- [What is required]:
Here are records with pictures in them. Copy all of them exactly and leave the pictures out.
○ ○ ○ ○ ○ ○ ○
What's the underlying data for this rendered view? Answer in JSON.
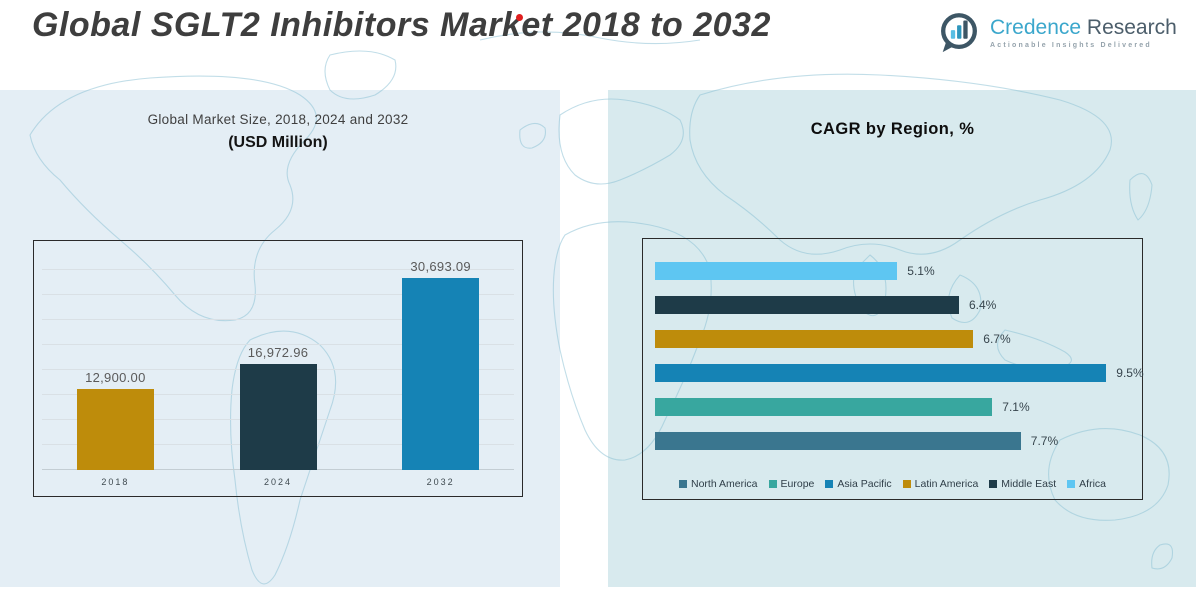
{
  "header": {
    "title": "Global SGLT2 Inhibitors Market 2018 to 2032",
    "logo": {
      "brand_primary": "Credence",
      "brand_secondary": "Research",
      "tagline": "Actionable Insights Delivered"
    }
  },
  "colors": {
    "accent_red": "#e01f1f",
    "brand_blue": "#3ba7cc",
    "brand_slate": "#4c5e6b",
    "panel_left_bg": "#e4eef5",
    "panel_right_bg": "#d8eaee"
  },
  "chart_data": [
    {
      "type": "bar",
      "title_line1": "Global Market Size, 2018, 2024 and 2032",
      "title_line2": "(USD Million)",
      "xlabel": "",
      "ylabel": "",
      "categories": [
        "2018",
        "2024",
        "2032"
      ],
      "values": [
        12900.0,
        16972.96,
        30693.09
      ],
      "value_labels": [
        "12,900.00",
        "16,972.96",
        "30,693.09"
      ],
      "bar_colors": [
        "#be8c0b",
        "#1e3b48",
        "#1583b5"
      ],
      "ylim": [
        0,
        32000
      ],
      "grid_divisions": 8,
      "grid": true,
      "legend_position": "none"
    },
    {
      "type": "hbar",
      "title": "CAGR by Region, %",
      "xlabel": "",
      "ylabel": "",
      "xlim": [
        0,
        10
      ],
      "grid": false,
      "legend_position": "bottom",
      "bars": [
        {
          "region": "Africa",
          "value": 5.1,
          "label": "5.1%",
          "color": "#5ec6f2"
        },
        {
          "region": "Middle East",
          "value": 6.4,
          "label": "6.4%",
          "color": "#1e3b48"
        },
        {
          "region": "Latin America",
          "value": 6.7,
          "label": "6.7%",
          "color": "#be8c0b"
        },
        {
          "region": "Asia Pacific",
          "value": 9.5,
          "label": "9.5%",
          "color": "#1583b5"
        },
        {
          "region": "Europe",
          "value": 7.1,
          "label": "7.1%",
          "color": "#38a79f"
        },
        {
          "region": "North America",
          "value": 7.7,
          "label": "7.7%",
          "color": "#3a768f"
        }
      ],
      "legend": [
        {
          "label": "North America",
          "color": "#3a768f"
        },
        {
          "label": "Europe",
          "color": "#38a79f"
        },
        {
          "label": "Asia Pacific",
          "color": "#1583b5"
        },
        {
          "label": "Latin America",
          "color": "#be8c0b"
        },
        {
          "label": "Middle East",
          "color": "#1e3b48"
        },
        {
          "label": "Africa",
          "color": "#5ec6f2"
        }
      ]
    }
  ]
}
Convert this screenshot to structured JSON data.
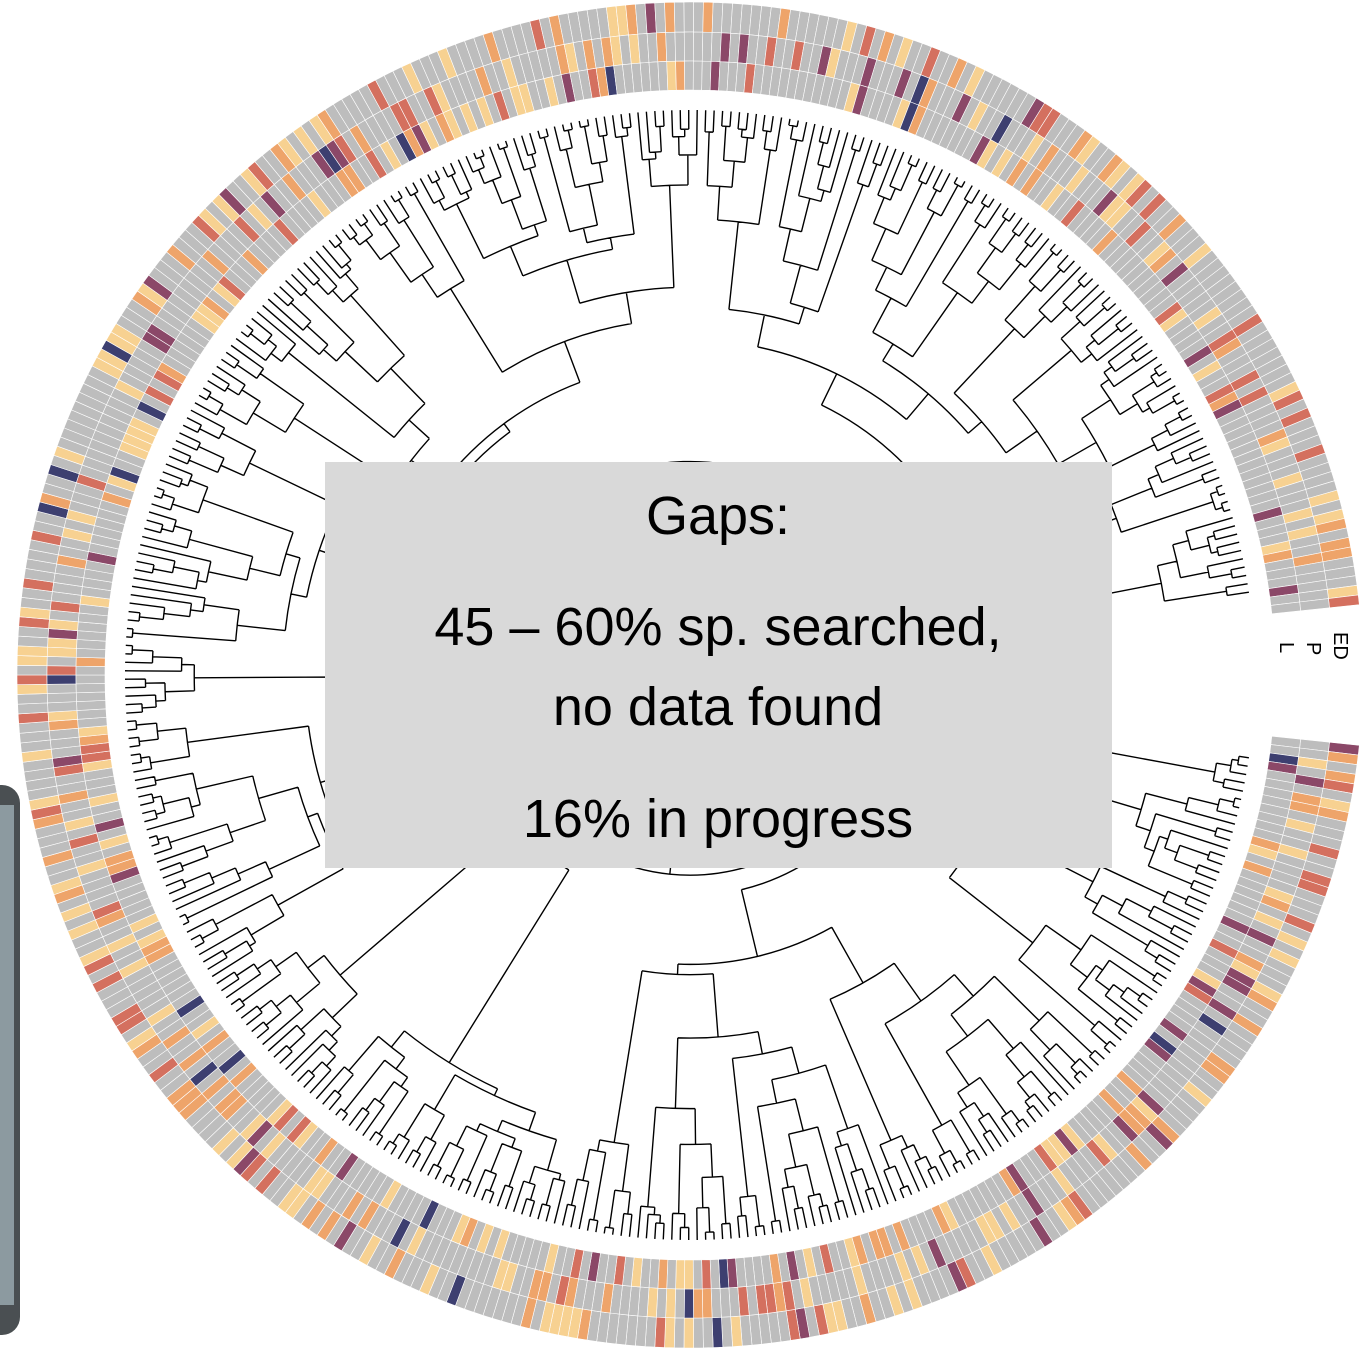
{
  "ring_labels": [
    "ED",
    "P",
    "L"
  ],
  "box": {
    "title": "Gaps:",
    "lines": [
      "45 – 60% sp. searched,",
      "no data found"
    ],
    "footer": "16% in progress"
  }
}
○ ○ ○ ○ ○ ○ ○
- [Exercise answer]:
What's the underlying data for this rendered view? Answer in JSON.
{
  "header": {
    "title": "Global SGLT2 Inhibitors Market 2018 to 2032",
    "logo": {
      "brand_primary": "Credence",
      "brand_secondary": "Research",
      "tagline": "Actionable Insights Delivered"
    }
  },
  "colors": {
    "accent_red": "#e01f1f",
    "brand_blue": "#3ba7cc",
    "brand_slate": "#4c5e6b",
    "panel_left_bg": "#e4eef5",
    "panel_right_bg": "#d8eaee"
  },
  "chart_data": [
    {
      "type": "bar",
      "title_line1": "Global Market Size, 2018, 2024 and 2032",
      "title_line2": "(USD Million)",
      "xlabel": "",
      "ylabel": "",
      "categories": [
        "2018",
        "2024",
        "2032"
      ],
      "values": [
        12900.0,
        16972.96,
        30693.09
      ],
      "value_labels": [
        "12,900.00",
        "16,972.96",
        "30,693.09"
      ],
      "bar_colors": [
        "#be8c0b",
        "#1e3b48",
        "#1583b5"
      ],
      "ylim": [
        0,
        32000
      ],
      "grid_divisions": 8,
      "grid": true,
      "legend_position": "none"
    },
    {
      "type": "hbar",
      "title": "CAGR by Region, %",
      "xlabel": "",
      "ylabel": "",
      "xlim": [
        0,
        10
      ],
      "grid": false,
      "legend_position": "bottom",
      "bars": [
        {
          "region": "Africa",
          "value": 5.1,
          "label": "5.1%",
          "color": "#5ec6f2"
        },
        {
          "region": "Middle East",
          "value": 6.4,
          "label": "6.4%",
          "color": "#1e3b48"
        },
        {
          "region": "Latin America",
          "value": 6.7,
          "label": "6.7%",
          "color": "#be8c0b"
        },
        {
          "region": "Asia Pacific",
          "value": 9.5,
          "label": "9.5%",
          "color": "#1583b5"
        },
        {
          "region": "Europe",
          "value": 7.1,
          "label": "7.1%",
          "color": "#38a79f"
        },
        {
          "region": "North America",
          "value": 7.7,
          "label": "7.7%",
          "color": "#3a768f"
        }
      ],
      "legend": [
        {
          "label": "North America",
          "color": "#3a768f"
        },
        {
          "label": "Europe",
          "color": "#38a79f"
        },
        {
          "label": "Asia Pacific",
          "color": "#1583b5"
        },
        {
          "label": "Latin America",
          "color": "#be8c0b"
        },
        {
          "label": "Middle East",
          "color": "#1e3b48"
        },
        {
          "label": "Africa",
          "color": "#5ec6f2"
        }
      ]
    }
  ]
}
Convert this screenshot to structured JSON data.
{
  "ring_labels": [
    "ED",
    "P",
    "L"
  ],
  "box": {
    "title": "Gaps:",
    "lines": [
      "45 – 60% sp. searched,",
      "no data found"
    ],
    "footer": "16% in progress"
  }
}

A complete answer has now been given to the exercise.